▸ **ENTRIES SUPPLIED**:
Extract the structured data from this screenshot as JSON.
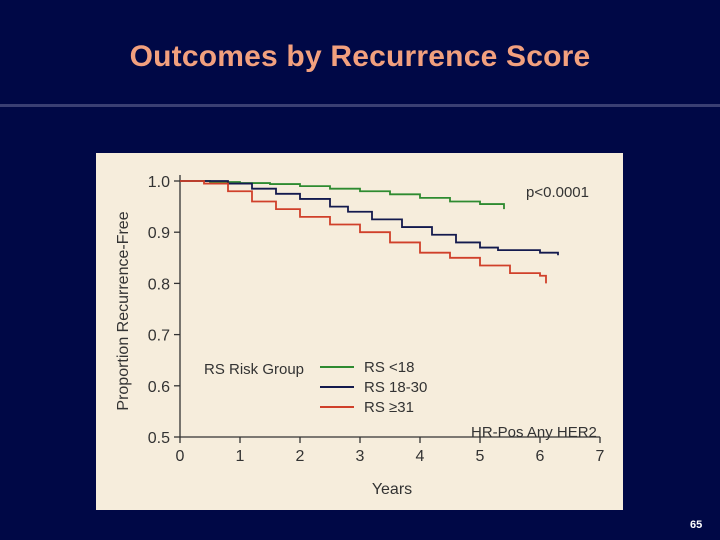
{
  "slide": {
    "title": "Outcomes by Recurrence Score",
    "page_number": "65",
    "colors": {
      "background": "#000846",
      "title": "#f2a07e",
      "panel": "#f6eddc"
    }
  },
  "chart_data": {
    "type": "line",
    "title": "",
    "xlabel": "Years",
    "ylabel": "Proportion Recurrence-Free",
    "xlim": [
      0,
      7
    ],
    "ylim": [
      0.5,
      1.0
    ],
    "xticks": [
      "0",
      "1",
      "2",
      "3",
      "4",
      "5",
      "6",
      "7"
    ],
    "yticks": [
      "0.5",
      "0.6",
      "0.7",
      "0.8",
      "0.9",
      "1.0"
    ],
    "grid": false,
    "legend_title": "RS Risk Group",
    "legend_position": "center-left",
    "p_value": "p<0.0001",
    "subgroup_label": "HR-Pos Any HER2",
    "series": [
      {
        "name": "RS <18",
        "color": "#2e8b30",
        "x": [
          0,
          0.5,
          1.0,
          1.5,
          2.0,
          2.5,
          3.0,
          3.5,
          4.0,
          4.5,
          5.0,
          5.4
        ],
        "y": [
          1.0,
          0.998,
          0.996,
          0.994,
          0.99,
          0.985,
          0.98,
          0.974,
          0.967,
          0.96,
          0.955,
          0.945
        ]
      },
      {
        "name": "RS 18-30",
        "color": "#131a4e",
        "x": [
          0,
          0.8,
          1.2,
          1.6,
          2.0,
          2.5,
          2.8,
          3.2,
          3.7,
          4.2,
          4.6,
          5.0,
          5.3,
          6.0,
          6.3
        ],
        "y": [
          1.0,
          0.995,
          0.985,
          0.975,
          0.965,
          0.95,
          0.94,
          0.925,
          0.91,
          0.895,
          0.88,
          0.87,
          0.865,
          0.86,
          0.855
        ]
      },
      {
        "name": "RS ≥31",
        "color": "#d0402a",
        "x": [
          0,
          0.4,
          0.8,
          1.2,
          1.6,
          2.0,
          2.5,
          3.0,
          3.5,
          4.0,
          4.5,
          5.0,
          5.5,
          6.0,
          6.1
        ],
        "y": [
          1.0,
          0.995,
          0.98,
          0.96,
          0.945,
          0.93,
          0.915,
          0.9,
          0.88,
          0.86,
          0.85,
          0.835,
          0.82,
          0.815,
          0.8
        ]
      }
    ]
  }
}
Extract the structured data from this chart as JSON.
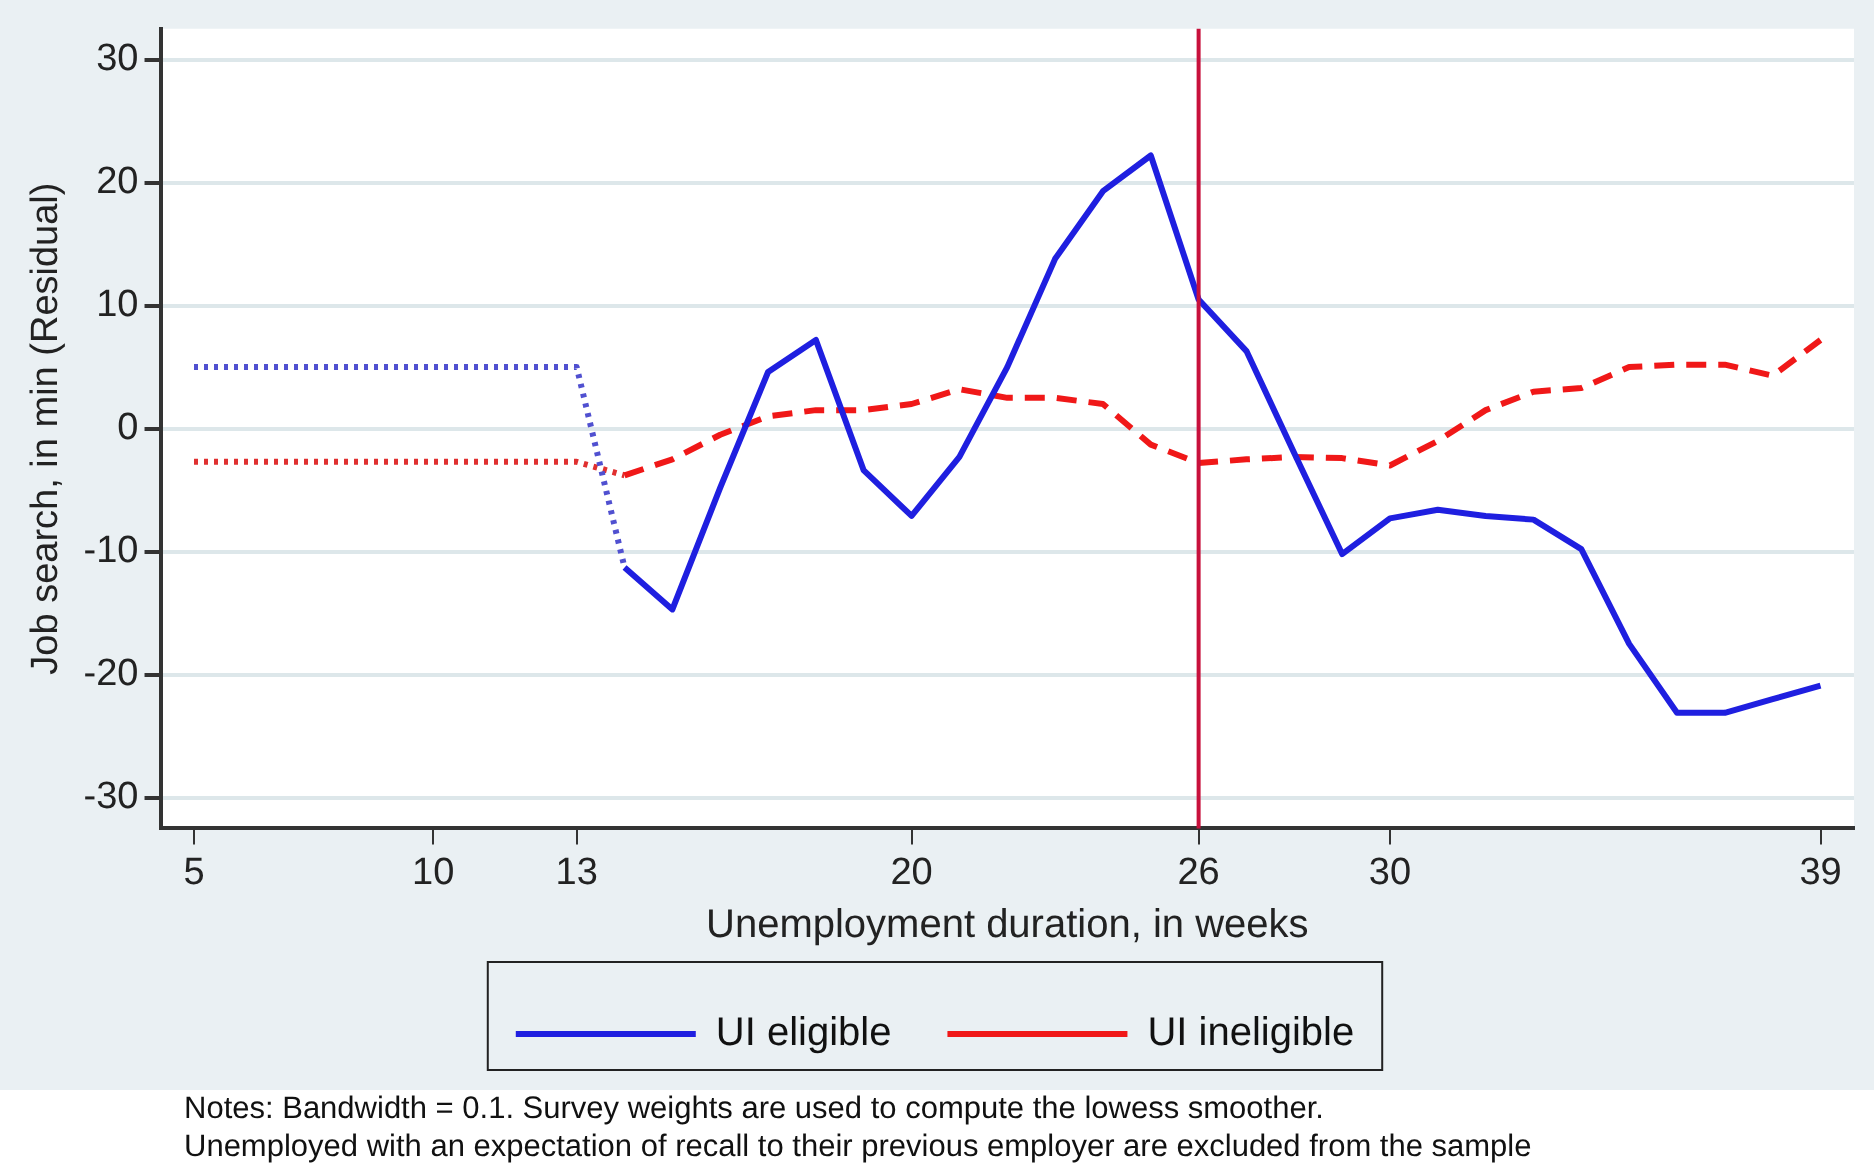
{
  "chart_data": {
    "type": "line",
    "xlabel": "Unemployment duration, in weeks",
    "ylabel": "Job search, in min (Residual)",
    "xlim": [
      4.3,
      39.7
    ],
    "xticks": [
      5,
      10,
      13,
      20,
      26,
      30,
      39
    ],
    "ylim": [
      -32.5,
      32.5
    ],
    "yticks": [
      -30,
      -20,
      -10,
      0,
      10,
      20,
      30
    ],
    "grid": "y",
    "legend": "bottom",
    "marker": "none",
    "series": [
      {
        "name": "UI eligible",
        "color": "#1f1fe0",
        "line_style": "solid",
        "x": [
          14,
          15,
          16,
          17,
          18,
          19,
          20,
          21,
          22,
          23,
          24,
          25,
          26,
          27,
          28,
          29,
          30,
          31,
          32,
          33,
          34,
          35,
          36,
          37,
          38,
          39
        ],
        "values": [
          -11.3,
          -14.7,
          -4.8,
          4.6,
          7.2,
          -3.4,
          -7.1,
          -2.3,
          5,
          13.8,
          19.3,
          22.2,
          10.5,
          6.3,
          -2,
          -10.2,
          -7.3,
          -6.6,
          -7.1,
          -7.4,
          -9.8,
          -17.5,
          -23.1,
          -23.1,
          -22,
          -20.9
        ]
      },
      {
        "name": "UI ineligible",
        "color": "#f01818",
        "line_style": "dashed",
        "x": [
          14,
          15,
          16,
          17,
          18,
          19,
          20,
          21,
          22,
          23,
          24,
          25,
          26,
          27,
          28,
          29,
          30,
          31,
          32,
          33,
          34,
          35,
          36,
          37,
          38,
          39
        ],
        "values": [
          -3.8,
          -2.5,
          -0.5,
          1,
          1.5,
          1.5,
          2,
          3.2,
          2.5,
          2.5,
          2,
          -1.3,
          -2.8,
          -2.5,
          -2.3,
          -2.4,
          -3,
          -1,
          1.5,
          3,
          3.3,
          5,
          5.2,
          5.2,
          4.3,
          7.2
        ]
      },
      {
        "color": "#5050d0",
        "line_style": "dotted",
        "x": [
          5,
          13,
          14
        ],
        "values": [
          5,
          5,
          -11.3
        ]
      },
      {
        "color": "#e03030",
        "line_style": "dotted",
        "x": [
          5,
          13,
          14
        ],
        "values": [
          -2.7,
          -2.7,
          -3.8
        ]
      }
    ],
    "ref_lines": [
      {
        "axis": "x",
        "value": 26,
        "color": "#c8103c"
      }
    ],
    "annotations": [
      "Notes: Bandwidth = 0.1. Survey weights are used to compute the lowess smoother.",
      "Unemployed with an expectation of recall to their previous employer are excluded from the sample"
    ]
  }
}
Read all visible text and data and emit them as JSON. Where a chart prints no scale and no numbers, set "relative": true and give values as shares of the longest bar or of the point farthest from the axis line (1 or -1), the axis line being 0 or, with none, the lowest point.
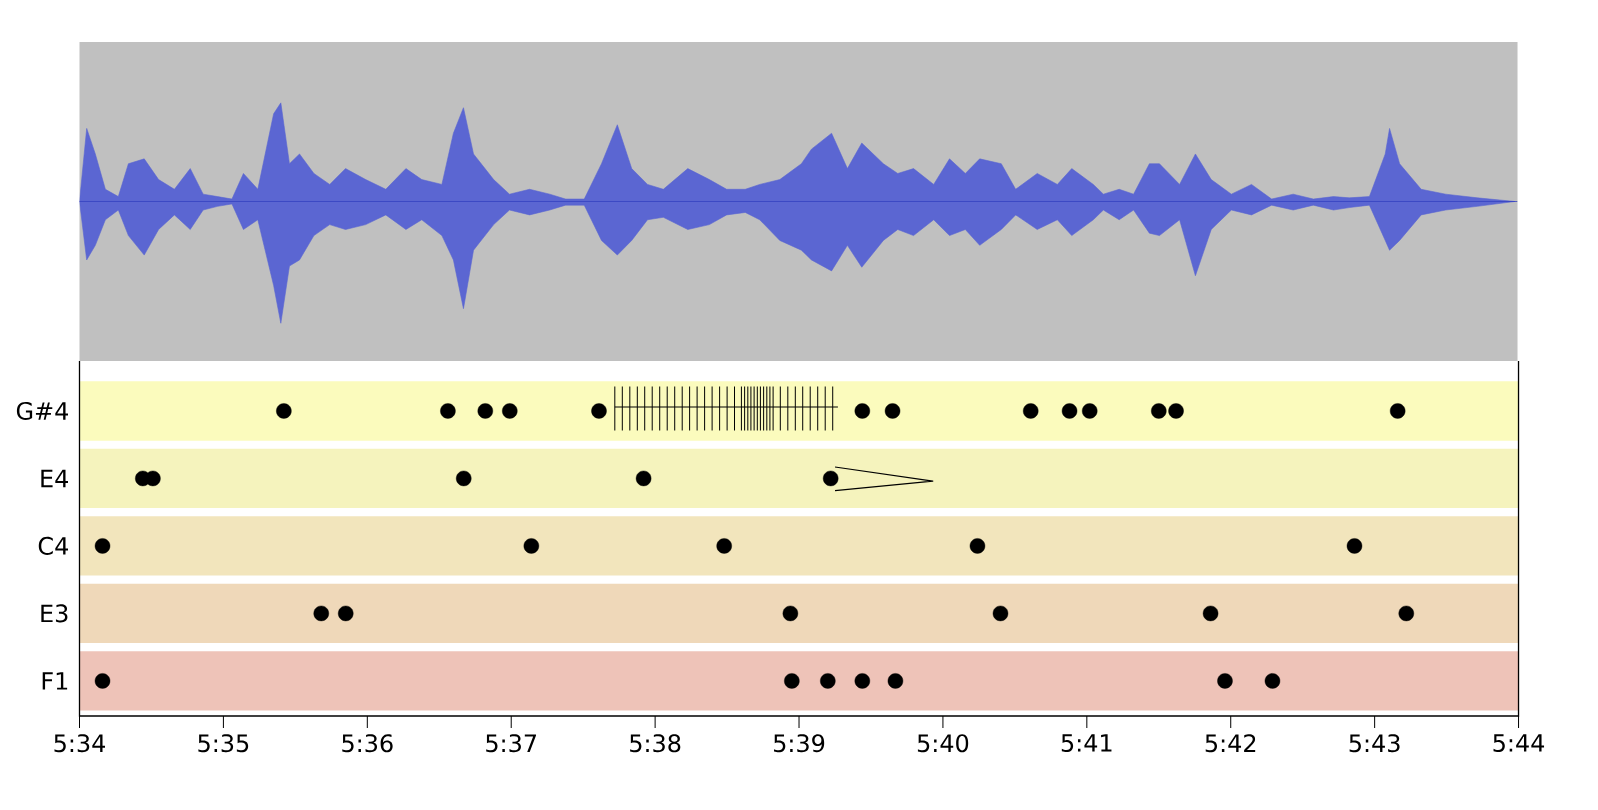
{
  "chart_data": [
    {
      "type": "area",
      "relative": true,
      "xlim": [
        334,
        344
      ],
      "x": [
        334.0,
        334.05,
        334.11,
        334.18,
        334.27,
        334.34,
        334.45,
        334.55,
        334.66,
        334.77,
        334.86,
        334.96,
        335.06,
        335.14,
        335.24,
        335.35,
        335.4,
        335.46,
        335.53,
        335.63,
        335.74,
        335.85,
        335.99,
        336.13,
        336.27,
        336.38,
        336.52,
        336.6,
        336.67,
        336.74,
        336.88,
        336.99,
        337.13,
        337.27,
        337.38,
        337.51,
        337.63,
        337.74,
        337.84,
        337.95,
        338.06,
        338.23,
        338.38,
        338.5,
        338.63,
        338.73,
        338.87,
        339.02,
        339.09,
        339.23,
        339.34,
        339.44,
        339.59,
        339.69,
        339.8,
        339.94,
        340.05,
        340.16,
        340.26,
        340.41,
        340.51,
        340.66,
        340.8,
        340.9,
        341.05,
        341.12,
        341.23,
        341.33,
        341.44,
        341.51,
        341.65,
        341.76,
        341.87,
        342.01,
        342.15,
        342.29,
        342.44,
        342.58,
        342.72,
        342.83,
        342.97,
        343.08,
        343.11,
        343.18,
        343.33,
        343.5,
        343.72,
        343.98
      ],
      "series": [
        {
          "color": "#5b66d2",
          "values": [
            0,
            0.6,
            0.39,
            0.1,
            0.04,
            0.31,
            0.35,
            0.18,
            0.1,
            0.27,
            0.06,
            0.04,
            0.02,
            0.23,
            0.1,
            0.72,
            0.81,
            0.31,
            0.39,
            0.23,
            0.14,
            0.27,
            0.18,
            0.1,
            0.27,
            0.18,
            0.14,
            0.56,
            0.77,
            0.39,
            0.18,
            0.06,
            0.1,
            0.06,
            0.02,
            0.02,
            0.31,
            0.63,
            0.27,
            0.14,
            0.1,
            0.27,
            0.18,
            0.1,
            0.1,
            0.14,
            0.18,
            0.31,
            0.43,
            0.56,
            0.27,
            0.48,
            0.31,
            0.23,
            0.27,
            0.14,
            0.35,
            0.23,
            0.35,
            0.31,
            0.1,
            0.23,
            0.14,
            0.27,
            0.14,
            0.06,
            0.1,
            0.06,
            0.31,
            0.31,
            0.14,
            0.39,
            0.18,
            0.06,
            0.14,
            0.02,
            0.06,
            0.02,
            0.04,
            0.03,
            0.04,
            0.39,
            0.6,
            0.31,
            0.1,
            0.06,
            0.03,
            0
          ]
        },
        {
          "color": "#5b66d2",
          "values": [
            0,
            -0.48,
            -0.36,
            -0.15,
            -0.07,
            -0.28,
            -0.44,
            -0.23,
            -0.11,
            -0.23,
            -0.07,
            -0.04,
            -0.02,
            -0.23,
            -0.15,
            -0.69,
            -1,
            -0.53,
            -0.48,
            -0.28,
            -0.19,
            -0.23,
            -0.19,
            -0.11,
            -0.23,
            -0.15,
            -0.28,
            -0.48,
            -0.88,
            -0.4,
            -0.19,
            -0.07,
            -0.11,
            -0.07,
            -0.03,
            -0.03,
            -0.32,
            -0.44,
            -0.32,
            -0.15,
            -0.13,
            -0.23,
            -0.19,
            -0.11,
            -0.09,
            -0.15,
            -0.32,
            -0.4,
            -0.48,
            -0.57,
            -0.36,
            -0.54,
            -0.32,
            -0.23,
            -0.28,
            -0.15,
            -0.28,
            -0.23,
            -0.36,
            -0.23,
            -0.11,
            -0.23,
            -0.15,
            -0.28,
            -0.15,
            -0.07,
            -0.15,
            -0.07,
            -0.26,
            -0.28,
            -0.15,
            -0.61,
            -0.23,
            -0.07,
            -0.11,
            -0.03,
            -0.07,
            -0.03,
            -0.07,
            -0.05,
            -0.03,
            -0.32,
            -0.4,
            -0.32,
            -0.11,
            -0.07,
            -0.04,
            0
          ]
        }
      ]
    },
    {
      "type": "scatter",
      "marker": "circle",
      "orientation": "horizontal",
      "xlim": [
        334,
        344
      ],
      "categories": [
        "G#4",
        "E4",
        "C4",
        "E3",
        "F1"
      ],
      "xticks": [
        {
          "value": 334,
          "label": "5:34"
        },
        {
          "value": 335,
          "label": "5:35"
        },
        {
          "value": 336,
          "label": "5:36"
        },
        {
          "value": 337,
          "label": "5:37"
        },
        {
          "value": 338,
          "label": "5:38"
        },
        {
          "value": 339,
          "label": "5:39"
        },
        {
          "value": 340,
          "label": "5:40"
        },
        {
          "value": 341,
          "label": "5:41"
        },
        {
          "value": 342,
          "label": "5:42"
        },
        {
          "value": 343,
          "label": "5:43"
        },
        {
          "value": 344,
          "label": "5:44"
        }
      ],
      "bands": [
        {
          "axis": "y",
          "from": "G#4",
          "to": "G#4",
          "color": "#fbfbbd"
        },
        {
          "axis": "y",
          "from": "E4",
          "to": "E4",
          "color": "#f5f3bd"
        },
        {
          "axis": "y",
          "from": "C4",
          "to": "C4",
          "color": "#f2e5bc"
        },
        {
          "axis": "y",
          "from": "E3",
          "to": "E3",
          "color": "#efd8b9"
        },
        {
          "axis": "y",
          "from": "F1",
          "to": "F1",
          "color": "#eec3b8"
        }
      ],
      "series": [
        {
          "color": "#000000",
          "values": [
            335.42,
            334.44,
            334.16,
            335.68,
            334.16
          ]
        },
        {
          "color": "#000000",
          "values": [
            336.56,
            334.51,
            337.14,
            335.85,
            338.95
          ]
        },
        {
          "color": "#000000",
          "values": [
            336.82,
            336.67,
            338.48,
            338.94,
            339.2
          ]
        },
        {
          "color": "#000000",
          "values": [
            336.99,
            337.92,
            340.24,
            340.4,
            339.44
          ]
        },
        {
          "color": "#000000",
          "values": [
            337.61,
            339.22,
            342.86,
            341.86,
            339.67
          ]
        },
        {
          "color": "#000000",
          "values": [
            339.44,
            null,
            null,
            343.22,
            341.96
          ]
        },
        {
          "color": "#000000",
          "values": [
            339.65,
            null,
            null,
            null,
            342.29
          ]
        },
        {
          "color": "#000000",
          "values": [
            340.61,
            null,
            null,
            null,
            null
          ]
        },
        {
          "color": "#000000",
          "values": [
            340.88,
            null,
            null,
            null,
            null
          ]
        },
        {
          "color": "#000000",
          "values": [
            341.02,
            null,
            null,
            null,
            null
          ]
        },
        {
          "color": "#000000",
          "values": [
            341.5,
            null,
            null,
            null,
            null
          ]
        },
        {
          "color": "#000000",
          "values": [
            341.62,
            null,
            null,
            null,
            null
          ]
        },
        {
          "color": "#000000",
          "values": [
            343.16,
            null,
            null,
            null,
            null
          ]
        }
      ]
    }
  ]
}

▸ **TASK TO CARRY OUT**:
From the data above, gather every line that includes the word "none".

▸ **RESULT OF THIS TASK**:
    "marker": "none",
Read all visible text and data and emit them as JSON. Where a chart prints no scale and no numbers, set "relative": true and give values as shares of the longest bar or of the point farthest from the axis line (1 or -1), the axis line being 0 or, with none, the lowest point.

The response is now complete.